++++ The input

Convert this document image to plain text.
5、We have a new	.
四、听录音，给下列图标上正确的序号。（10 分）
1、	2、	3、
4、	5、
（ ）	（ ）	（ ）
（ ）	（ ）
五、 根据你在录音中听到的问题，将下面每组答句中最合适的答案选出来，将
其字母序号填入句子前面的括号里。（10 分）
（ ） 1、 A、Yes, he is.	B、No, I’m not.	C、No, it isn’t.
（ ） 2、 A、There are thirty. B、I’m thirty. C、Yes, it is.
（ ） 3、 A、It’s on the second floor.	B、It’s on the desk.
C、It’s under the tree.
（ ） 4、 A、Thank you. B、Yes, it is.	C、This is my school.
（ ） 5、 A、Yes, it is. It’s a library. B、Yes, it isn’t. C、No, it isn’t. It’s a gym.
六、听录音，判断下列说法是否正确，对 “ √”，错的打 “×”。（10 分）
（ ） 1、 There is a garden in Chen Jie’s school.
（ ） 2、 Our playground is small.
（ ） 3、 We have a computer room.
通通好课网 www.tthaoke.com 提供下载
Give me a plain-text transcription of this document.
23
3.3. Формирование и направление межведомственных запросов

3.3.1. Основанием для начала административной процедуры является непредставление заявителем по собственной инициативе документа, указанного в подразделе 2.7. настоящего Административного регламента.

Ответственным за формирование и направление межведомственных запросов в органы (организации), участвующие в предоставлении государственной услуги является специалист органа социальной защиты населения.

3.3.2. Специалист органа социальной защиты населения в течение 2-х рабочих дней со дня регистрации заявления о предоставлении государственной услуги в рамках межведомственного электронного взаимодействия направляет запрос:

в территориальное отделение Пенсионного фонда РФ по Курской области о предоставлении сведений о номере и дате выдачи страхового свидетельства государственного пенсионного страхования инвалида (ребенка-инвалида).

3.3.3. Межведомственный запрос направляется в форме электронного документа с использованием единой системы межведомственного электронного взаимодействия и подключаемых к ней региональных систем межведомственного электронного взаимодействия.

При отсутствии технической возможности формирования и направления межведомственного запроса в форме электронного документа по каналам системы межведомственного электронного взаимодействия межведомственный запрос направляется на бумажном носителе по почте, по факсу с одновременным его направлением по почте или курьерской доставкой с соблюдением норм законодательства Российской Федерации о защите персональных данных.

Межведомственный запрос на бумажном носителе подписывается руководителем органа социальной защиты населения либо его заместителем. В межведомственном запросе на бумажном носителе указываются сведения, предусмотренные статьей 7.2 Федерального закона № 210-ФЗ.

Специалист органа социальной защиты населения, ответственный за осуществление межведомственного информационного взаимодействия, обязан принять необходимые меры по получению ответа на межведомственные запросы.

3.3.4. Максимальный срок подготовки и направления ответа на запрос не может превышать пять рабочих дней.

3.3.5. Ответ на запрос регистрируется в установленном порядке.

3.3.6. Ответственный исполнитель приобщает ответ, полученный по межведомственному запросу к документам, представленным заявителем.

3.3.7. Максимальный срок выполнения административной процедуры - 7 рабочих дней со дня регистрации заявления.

++++++++

Which lines contain the word "рабочих"? Return each of them.

3.3.2. Специалист органа социальной защиты населения в течение 2-х рабочих дней со дня регистрации заявления о предоставлении государственной услуги в рамках межведомственного электронного взаимодействия направляет запрос:
3.3.4. Максимальный срок подготовки и направления ответа на запрос не может превышать пять рабочих дней.
3.3.7. Максимальный срок выполнения административной процедуры - 7 рабочих дней со дня регистрации заявления.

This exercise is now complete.